● **DATA RECORDS**
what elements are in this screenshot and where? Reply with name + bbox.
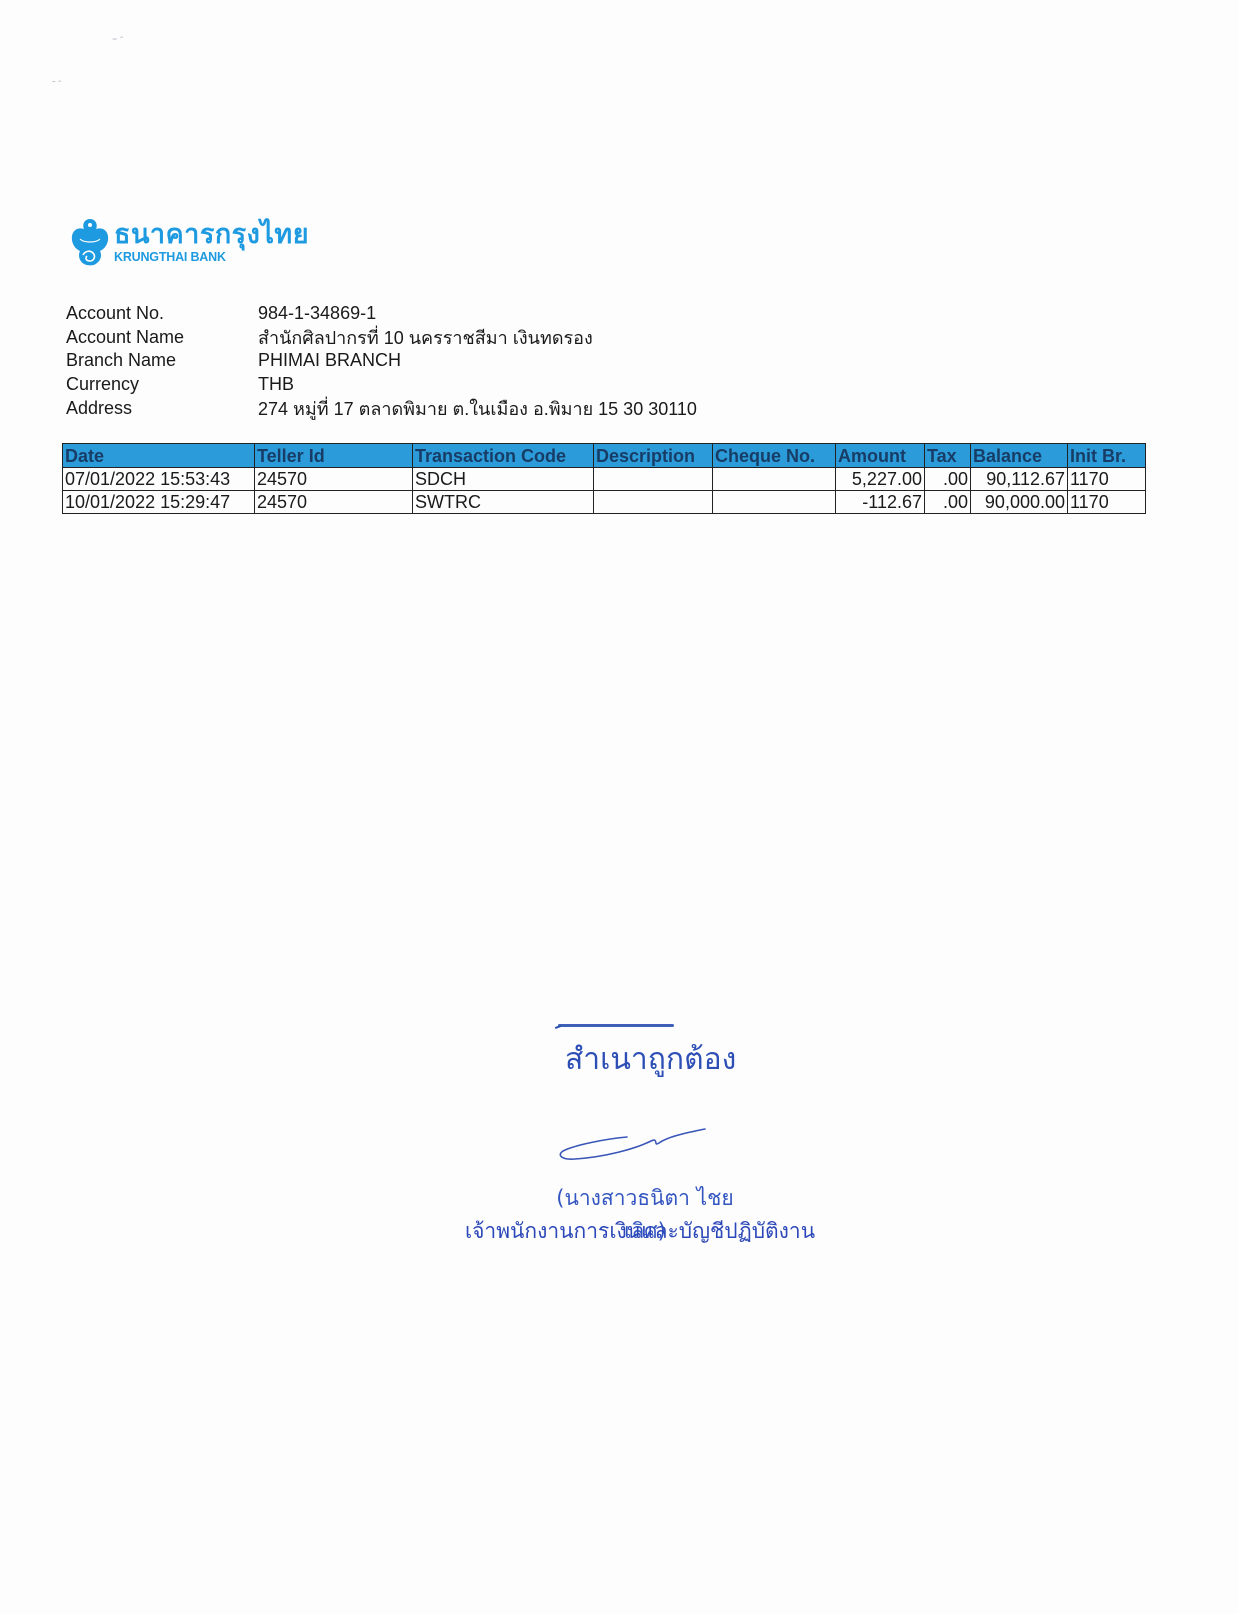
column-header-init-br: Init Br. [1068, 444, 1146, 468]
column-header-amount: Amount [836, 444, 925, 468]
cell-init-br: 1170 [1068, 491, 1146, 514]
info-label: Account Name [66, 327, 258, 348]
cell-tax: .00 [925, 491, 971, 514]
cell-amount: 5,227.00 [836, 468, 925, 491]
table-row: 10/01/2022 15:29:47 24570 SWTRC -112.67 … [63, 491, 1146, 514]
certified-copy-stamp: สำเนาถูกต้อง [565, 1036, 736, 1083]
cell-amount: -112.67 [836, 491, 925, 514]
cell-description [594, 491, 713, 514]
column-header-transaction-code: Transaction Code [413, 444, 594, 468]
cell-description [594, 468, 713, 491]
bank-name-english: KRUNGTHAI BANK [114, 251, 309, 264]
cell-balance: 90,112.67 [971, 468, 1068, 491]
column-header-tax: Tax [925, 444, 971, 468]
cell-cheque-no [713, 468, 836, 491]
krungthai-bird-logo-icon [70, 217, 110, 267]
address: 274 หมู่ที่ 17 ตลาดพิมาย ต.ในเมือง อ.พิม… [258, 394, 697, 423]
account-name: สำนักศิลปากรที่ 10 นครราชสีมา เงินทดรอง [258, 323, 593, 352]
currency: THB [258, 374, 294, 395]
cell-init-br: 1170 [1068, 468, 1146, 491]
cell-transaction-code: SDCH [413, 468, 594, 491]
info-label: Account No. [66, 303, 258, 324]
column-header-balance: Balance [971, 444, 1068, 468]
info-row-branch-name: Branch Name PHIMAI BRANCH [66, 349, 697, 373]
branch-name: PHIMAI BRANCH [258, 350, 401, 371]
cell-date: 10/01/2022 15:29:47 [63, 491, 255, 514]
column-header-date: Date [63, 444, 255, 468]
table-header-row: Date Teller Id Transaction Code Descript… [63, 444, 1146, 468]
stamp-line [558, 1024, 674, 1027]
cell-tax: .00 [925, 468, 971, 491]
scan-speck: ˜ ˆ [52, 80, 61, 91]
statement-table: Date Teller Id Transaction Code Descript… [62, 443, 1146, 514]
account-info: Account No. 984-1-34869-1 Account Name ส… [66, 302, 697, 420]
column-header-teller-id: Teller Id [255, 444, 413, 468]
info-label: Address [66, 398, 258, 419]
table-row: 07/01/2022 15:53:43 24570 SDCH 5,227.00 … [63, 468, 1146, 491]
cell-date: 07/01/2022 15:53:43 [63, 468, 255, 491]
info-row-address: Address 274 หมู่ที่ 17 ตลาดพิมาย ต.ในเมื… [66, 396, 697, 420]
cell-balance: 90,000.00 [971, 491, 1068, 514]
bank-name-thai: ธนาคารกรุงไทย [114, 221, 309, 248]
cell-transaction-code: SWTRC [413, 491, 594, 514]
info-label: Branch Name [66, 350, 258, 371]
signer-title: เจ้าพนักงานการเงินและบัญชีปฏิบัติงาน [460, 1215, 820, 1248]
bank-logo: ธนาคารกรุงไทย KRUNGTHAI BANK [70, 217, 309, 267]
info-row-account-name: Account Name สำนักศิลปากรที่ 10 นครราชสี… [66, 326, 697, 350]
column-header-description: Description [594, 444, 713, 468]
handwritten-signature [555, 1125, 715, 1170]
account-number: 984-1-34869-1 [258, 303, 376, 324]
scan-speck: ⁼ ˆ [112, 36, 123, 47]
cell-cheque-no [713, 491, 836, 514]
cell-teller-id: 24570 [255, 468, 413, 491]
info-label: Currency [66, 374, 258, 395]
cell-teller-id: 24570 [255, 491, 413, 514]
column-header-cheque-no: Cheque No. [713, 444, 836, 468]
* * *
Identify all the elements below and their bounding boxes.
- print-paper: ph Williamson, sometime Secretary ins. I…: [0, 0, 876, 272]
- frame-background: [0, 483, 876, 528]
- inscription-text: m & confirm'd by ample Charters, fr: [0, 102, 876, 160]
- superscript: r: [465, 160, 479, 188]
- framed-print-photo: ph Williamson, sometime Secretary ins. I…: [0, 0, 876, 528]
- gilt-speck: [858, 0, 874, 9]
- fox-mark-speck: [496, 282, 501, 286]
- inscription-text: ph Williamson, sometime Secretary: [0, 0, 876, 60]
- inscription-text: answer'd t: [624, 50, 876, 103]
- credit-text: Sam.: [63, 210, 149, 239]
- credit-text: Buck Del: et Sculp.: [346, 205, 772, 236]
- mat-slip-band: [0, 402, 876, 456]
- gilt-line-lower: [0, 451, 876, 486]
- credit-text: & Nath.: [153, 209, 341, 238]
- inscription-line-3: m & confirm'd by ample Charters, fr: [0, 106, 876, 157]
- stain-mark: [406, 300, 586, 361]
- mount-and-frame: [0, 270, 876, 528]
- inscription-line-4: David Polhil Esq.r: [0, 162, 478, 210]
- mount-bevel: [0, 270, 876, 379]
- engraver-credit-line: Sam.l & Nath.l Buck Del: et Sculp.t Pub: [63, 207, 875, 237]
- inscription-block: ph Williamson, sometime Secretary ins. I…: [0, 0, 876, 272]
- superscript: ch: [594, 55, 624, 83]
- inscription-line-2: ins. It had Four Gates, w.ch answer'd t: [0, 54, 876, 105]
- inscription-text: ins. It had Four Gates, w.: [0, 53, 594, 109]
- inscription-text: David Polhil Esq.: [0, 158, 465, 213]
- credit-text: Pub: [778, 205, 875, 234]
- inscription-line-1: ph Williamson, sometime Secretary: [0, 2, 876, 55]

● **EXERCISE BRIEF**
Please revise the listing, starting with the line that contains "Identify all the" and going on through the line that contains "- credit-text: Sam.: [63, 210, 149, 239]", by replacing "inscription-text" with "engraved-text" and keeping everything else the same. Return only those lines.

● **THE RESPONSE**
Identify all the elements below and their bounding boxes.
- print-paper: ph Williamson, sometime Secretary ins. I…: [0, 0, 876, 272]
- frame-background: [0, 483, 876, 528]
- engraved-text: m & confirm'd by ample Charters, fr: [0, 102, 876, 160]
- superscript: r: [465, 160, 479, 188]
- framed-print-photo: ph Williamson, sometime Secretary ins. I…: [0, 0, 876, 528]
- gilt-speck: [858, 0, 874, 9]
- fox-mark-speck: [496, 282, 501, 286]
- engraved-text: ph Williamson, sometime Secretary: [0, 0, 876, 60]
- engraved-text: answer'd t: [624, 50, 876, 103]
- credit-text: Sam.: [63, 210, 149, 239]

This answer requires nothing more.